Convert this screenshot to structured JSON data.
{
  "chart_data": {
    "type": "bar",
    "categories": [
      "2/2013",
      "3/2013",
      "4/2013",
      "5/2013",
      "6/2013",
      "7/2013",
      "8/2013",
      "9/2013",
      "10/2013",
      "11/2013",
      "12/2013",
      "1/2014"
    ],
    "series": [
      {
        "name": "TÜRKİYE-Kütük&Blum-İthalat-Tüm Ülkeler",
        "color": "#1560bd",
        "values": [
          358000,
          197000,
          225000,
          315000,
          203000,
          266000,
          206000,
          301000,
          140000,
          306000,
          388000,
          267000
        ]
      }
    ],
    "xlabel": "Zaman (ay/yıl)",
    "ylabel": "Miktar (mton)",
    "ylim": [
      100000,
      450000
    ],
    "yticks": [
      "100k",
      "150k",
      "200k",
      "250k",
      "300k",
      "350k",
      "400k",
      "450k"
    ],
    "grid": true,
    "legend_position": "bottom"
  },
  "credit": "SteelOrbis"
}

=-=-=

== To be done ==
Go through the records above and retype each one exactly.

== Solution to the exercise ==
Convert this screenshot to structured JSON data.
{
  "chart_data": {
    "type": "bar",
    "categories": [
      "2/2013",
      "3/2013",
      "4/2013",
      "5/2013",
      "6/2013",
      "7/2013",
      "8/2013",
      "9/2013",
      "10/2013",
      "11/2013",
      "12/2013",
      "1/2014"
    ],
    "series": [
      {
        "name": "TÜRKİYE-Kütük&Blum-İthalat-Tüm Ülkeler",
        "color": "#1560bd",
        "values": [
          358000,
          197000,
          225000,
          315000,
          203000,
          266000,
          206000,
          301000,
          140000,
          306000,
          388000,
          267000
        ]
      }
    ],
    "xlabel": "Zaman (ay/yıl)",
    "ylabel": "Miktar (mton)",
    "ylim": [
      100000,
      450000
    ],
    "yticks": [
      "100k",
      "150k",
      "200k",
      "250k",
      "300k",
      "350k",
      "400k",
      "450k"
    ],
    "grid": true,
    "legend_position": "bottom"
  },
  "credit": "SteelOrbis"
}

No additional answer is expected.